Extracted entries:

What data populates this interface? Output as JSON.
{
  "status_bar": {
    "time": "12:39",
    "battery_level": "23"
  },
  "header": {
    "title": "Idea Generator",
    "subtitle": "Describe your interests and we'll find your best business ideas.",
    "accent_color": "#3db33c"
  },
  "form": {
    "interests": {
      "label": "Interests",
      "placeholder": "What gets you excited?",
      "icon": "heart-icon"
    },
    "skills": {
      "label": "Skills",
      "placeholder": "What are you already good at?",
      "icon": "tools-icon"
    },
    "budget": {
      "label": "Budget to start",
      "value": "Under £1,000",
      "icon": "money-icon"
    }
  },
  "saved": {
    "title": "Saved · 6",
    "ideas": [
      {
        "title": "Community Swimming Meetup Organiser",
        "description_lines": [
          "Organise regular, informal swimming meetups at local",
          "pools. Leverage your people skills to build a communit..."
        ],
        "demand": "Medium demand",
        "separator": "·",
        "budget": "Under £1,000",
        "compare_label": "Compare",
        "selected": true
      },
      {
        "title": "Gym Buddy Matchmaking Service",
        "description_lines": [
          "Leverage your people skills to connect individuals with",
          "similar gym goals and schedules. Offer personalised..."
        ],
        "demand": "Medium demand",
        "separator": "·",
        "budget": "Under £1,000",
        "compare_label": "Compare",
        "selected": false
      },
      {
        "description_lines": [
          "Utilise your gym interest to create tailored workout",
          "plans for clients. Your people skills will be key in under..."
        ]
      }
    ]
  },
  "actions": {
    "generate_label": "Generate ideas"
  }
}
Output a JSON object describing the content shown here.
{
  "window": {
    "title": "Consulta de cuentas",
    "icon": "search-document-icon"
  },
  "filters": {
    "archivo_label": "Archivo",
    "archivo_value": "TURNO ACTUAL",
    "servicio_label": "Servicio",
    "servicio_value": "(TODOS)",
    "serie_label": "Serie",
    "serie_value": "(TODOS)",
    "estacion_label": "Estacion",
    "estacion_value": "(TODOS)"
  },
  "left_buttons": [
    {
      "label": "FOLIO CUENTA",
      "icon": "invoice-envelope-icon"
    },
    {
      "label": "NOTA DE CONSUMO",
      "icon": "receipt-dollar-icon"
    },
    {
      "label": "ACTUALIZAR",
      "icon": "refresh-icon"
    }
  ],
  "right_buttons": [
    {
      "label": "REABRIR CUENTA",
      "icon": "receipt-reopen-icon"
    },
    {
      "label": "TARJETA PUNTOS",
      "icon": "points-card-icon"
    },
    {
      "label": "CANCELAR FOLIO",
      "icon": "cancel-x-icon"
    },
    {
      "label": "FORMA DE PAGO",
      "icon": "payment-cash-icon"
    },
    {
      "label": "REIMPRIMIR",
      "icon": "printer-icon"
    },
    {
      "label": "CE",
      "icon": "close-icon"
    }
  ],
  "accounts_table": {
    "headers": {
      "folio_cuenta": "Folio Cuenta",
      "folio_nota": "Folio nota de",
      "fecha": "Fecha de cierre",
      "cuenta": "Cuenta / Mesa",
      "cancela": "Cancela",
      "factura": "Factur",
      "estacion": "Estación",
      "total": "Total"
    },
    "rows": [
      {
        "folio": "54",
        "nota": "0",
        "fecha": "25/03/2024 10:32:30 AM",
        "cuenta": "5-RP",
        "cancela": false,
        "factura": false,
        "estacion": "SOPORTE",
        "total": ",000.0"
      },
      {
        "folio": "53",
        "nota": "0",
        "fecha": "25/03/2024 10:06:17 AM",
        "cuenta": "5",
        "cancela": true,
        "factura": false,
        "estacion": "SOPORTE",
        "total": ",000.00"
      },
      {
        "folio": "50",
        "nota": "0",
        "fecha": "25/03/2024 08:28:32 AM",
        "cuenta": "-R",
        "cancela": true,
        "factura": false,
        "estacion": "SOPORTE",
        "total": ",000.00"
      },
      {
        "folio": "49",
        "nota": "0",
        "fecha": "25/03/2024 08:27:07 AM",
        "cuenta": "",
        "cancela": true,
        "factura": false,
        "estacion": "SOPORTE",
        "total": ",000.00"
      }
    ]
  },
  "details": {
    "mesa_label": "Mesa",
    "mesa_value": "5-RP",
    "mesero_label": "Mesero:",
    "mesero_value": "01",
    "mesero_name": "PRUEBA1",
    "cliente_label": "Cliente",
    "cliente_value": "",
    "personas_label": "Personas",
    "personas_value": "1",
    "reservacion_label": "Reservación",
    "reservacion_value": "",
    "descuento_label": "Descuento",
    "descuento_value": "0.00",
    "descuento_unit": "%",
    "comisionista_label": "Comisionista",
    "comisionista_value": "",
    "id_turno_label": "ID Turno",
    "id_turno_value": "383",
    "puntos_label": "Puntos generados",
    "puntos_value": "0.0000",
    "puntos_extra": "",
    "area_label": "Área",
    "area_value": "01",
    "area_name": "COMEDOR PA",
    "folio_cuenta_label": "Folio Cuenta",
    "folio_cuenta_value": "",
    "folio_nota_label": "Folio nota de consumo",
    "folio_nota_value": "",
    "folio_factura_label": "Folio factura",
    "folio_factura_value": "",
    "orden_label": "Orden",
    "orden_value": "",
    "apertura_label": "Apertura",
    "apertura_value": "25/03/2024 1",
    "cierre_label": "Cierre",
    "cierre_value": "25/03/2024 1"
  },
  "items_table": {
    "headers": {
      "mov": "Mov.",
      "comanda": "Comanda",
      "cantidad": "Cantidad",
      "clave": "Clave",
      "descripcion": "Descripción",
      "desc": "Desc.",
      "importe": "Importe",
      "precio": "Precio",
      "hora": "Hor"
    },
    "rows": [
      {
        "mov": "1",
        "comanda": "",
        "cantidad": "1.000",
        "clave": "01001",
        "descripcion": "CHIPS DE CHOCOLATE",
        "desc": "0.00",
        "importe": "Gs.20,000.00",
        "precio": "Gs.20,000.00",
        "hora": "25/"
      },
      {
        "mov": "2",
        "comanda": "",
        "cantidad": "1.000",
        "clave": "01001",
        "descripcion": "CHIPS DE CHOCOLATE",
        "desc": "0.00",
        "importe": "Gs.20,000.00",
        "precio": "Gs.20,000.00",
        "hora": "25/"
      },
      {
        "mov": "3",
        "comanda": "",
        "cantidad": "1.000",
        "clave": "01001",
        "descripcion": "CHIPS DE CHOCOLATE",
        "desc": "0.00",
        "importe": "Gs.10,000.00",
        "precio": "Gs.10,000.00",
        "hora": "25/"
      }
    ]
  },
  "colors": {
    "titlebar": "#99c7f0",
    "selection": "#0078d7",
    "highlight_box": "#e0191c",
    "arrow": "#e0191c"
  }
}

Task to carry out: Return every record above exactly as it appears.

Solution for this exercise:
What data populates this interface? Output as JSON.
{
  "status_bar": {
    "time": "12:39",
    "battery_level": "23"
  },
  "header": {
    "title": "Idea Generator",
    "subtitle": "Describe your interests and we'll find your best business ideas.",
    "accent_color": "#3db33c"
  },
  "form": {
    "interests": {
      "label": "Interests",
      "placeholder": "What gets you excited?",
      "icon": "heart-icon"
    },
    "skills": {
      "label": "Skills",
      "placeholder": "What are you already good at?",
      "icon": "tools-icon"
    },
    "budget": {
      "label": "Budget to start",
      "value": "Under £1,000",
      "icon": "money-icon"
    }
  },
  "saved": {
    "title": "Saved · 6",
    "ideas": [
      {
        "title": "Community Swimming Meetup Organiser",
        "description_lines": [
          "Organise regular, informal swimming meetups at local",
          "pools. Leverage your people skills to build a communit..."
        ],
        "demand": "Medium demand",
        "separator": "·",
        "budget": "Under £1,000",
        "compare_label": "Compare",
        "selected": true
      },
      {
        "title": "Gym Buddy Matchmaking Service",
        "description_lines": [
          "Leverage your people skills to connect individuals with",
          "similar gym goals and schedules. Offer personalised..."
        ],
        "demand": "Medium demand",
        "separator": "·",
        "budget": "Under £1,000",
        "compare_label": "Compare",
        "selected": false
      },
      {
        "description_lines": [
          "Utilise your gym interest to create tailored workout",
          "plans for clients. Your people skills will be key in under..."
        ]
      }
    ]
  },
  "actions": {
    "generate_label": "Generate ideas"
  }
}
Output a JSON object describing the content shown here.
{
  "window": {
    "title": "Consulta de cuentas",
    "icon": "search-document-icon"
  },
  "filters": {
    "archivo_label": "Archivo",
    "archivo_value": "TURNO ACTUAL",
    "servicio_label": "Servicio",
    "servicio_value": "(TODOS)",
    "serie_label": "Serie",
    "serie_value": "(TODOS)",
    "estacion_label": "Estacion",
    "estacion_value": "(TODOS)"
  },
  "left_buttons": [
    {
      "label": "FOLIO CUENTA",
      "icon": "invoice-envelope-icon"
    },
    {
      "label": "NOTA DE CONSUMO",
      "icon": "receipt-dollar-icon"
    },
    {
      "label": "ACTUALIZAR",
      "icon": "refresh-icon"
    }
  ],
  "right_buttons": [
    {
      "label": "REABRIR CUENTA",
      "icon": "receipt-reopen-icon"
    },
    {
      "label": "TARJETA PUNTOS",
      "icon": "points-card-icon"
    },
    {
      "label": "CANCELAR FOLIO",
      "icon": "cancel-x-icon"
    },
    {
      "label": "FORMA DE PAGO",
      "icon": "payment-cash-icon"
    },
    {
      "label": "REIMPRIMIR",
      "icon": "printer-icon"
    },
    {
      "label": "CE",
      "icon": "close-icon"
    }
  ],
  "accounts_table": {
    "headers": {
      "folio_cuenta": "Folio Cuenta",
      "folio_nota": "Folio nota de",
      "fecha": "Fecha de cierre",
      "cuenta": "Cuenta / Mesa",
      "cancela": "Cancela",
      "factura": "Factur",
      "estacion": "Estación",
      "total": "Total"
    },
    "rows": [
      {
        "folio": "54",
        "nota": "0",
        "fecha": "25/03/2024 10:32:30 AM",
        "cuenta": "5-RP",
        "cancela": false,
        "factura": false,
        "estacion": "SOPORTE",
        "total": ",000.0"
      },
      {
        "folio": "53",
        "nota": "0",
        "fecha": "25/03/2024 10:06:17 AM",
        "cuenta": "5",
        "cancela": true,
        "factura": false,
        "estacion": "SOPORTE",
        "total": ",000.00"
      },
      {
        "folio": "50",
        "nota": "0",
        "fecha": "25/03/2024 08:28:32 AM",
        "cuenta": "-R",
        "cancela": true,
        "factura": false,
        "estacion": "SOPORTE",
        "total": ",000.00"
      },
      {
        "folio": "49",
        "nota": "0",
        "fecha": "25/03/2024 08:27:07 AM",
        "cuenta": "",
        "cancela": true,
        "factura": false,
        "estacion": "SOPORTE",
        "total": ",000.00"
      }
    ]
  },
  "details": {
    "mesa_label": "Mesa",
    "mesa_value": "5-RP",
    "mesero_label": "Mesero:",
    "mesero_value": "01",
    "mesero_name": "PRUEBA1",
    "cliente_label": "Cliente",
    "cliente_value": "",
    "personas_label": "Personas",
    "personas_value": "1",
    "reservacion_label": "Reservación",
    "reservacion_value": "",
    "descuento_label": "Descuento",
    "descuento_value": "0.00",
    "descuento_unit": "%",
    "comisionista_label": "Comisionista",
    "comisionista_value": "",
    "id_turno_label": "ID Turno",
    "id_turno_value": "383",
    "puntos_label": "Puntos generados",
    "puntos_value": "0.0000",
    "puntos_extra": "",
    "area_label": "Área",
    "area_value": "01",
    "area_name": "COMEDOR PA",
    "folio_cuenta_label": "Folio Cuenta",
    "folio_cuenta_value": "",
    "folio_nota_label": "Folio nota de consumo",
    "folio_nota_value": "",
    "folio_factura_label": "Folio factura",
    "folio_factura_value": "",
    "orden_label": "Orden",
    "orden_value": "",
    "apertura_label": "Apertura",
    "apertura_value": "25/03/2024 1",
    "cierre_label": "Cierre",
    "cierre_value": "25/03/2024 1"
  },
  "items_table": {
    "headers": {
      "mov": "Mov.",
      "comanda": "Comanda",
      "cantidad": "Cantidad",
      "clave": "Clave",
      "descripcion": "Descripción",
      "desc": "Desc.",
      "importe": "Importe",
      "precio": "Precio",
      "hora": "Hor"
    },
    "rows": [
      {
        "mov": "1",
        "comanda": "",
        "cantidad": "1.000",
        "clave": "01001",
        "descripcion": "CHIPS DE CHOCOLATE",
        "desc": "0.00",
        "importe": "Gs.20,000.00",
        "precio": "Gs.20,000.00",
        "hora": "25/"
      },
      {
        "mov": "2",
        "comanda": "",
        "cantidad": "1.000",
        "clave": "01001",
        "descripcion": "CHIPS DE CHOCOLATE",
        "desc": "0.00",
        "importe": "Gs.20,000.00",
        "precio": "Gs.20,000.00",
        "hora": "25/"
      },
      {
        "mov": "3",
        "comanda": "",
        "cantidad": "1.000",
        "clave": "01001",
        "descripcion": "CHIPS DE CHOCOLATE",
        "desc": "0.00",
        "importe": "Gs.10,000.00",
        "precio": "Gs.10,000.00",
        "hora": "25/"
      }
    ]
  },
  "colors": {
    "titlebar": "#99c7f0",
    "selection": "#0078d7",
    "highlight_box": "#e0191c",
    "arrow": "#e0191c"
  }
}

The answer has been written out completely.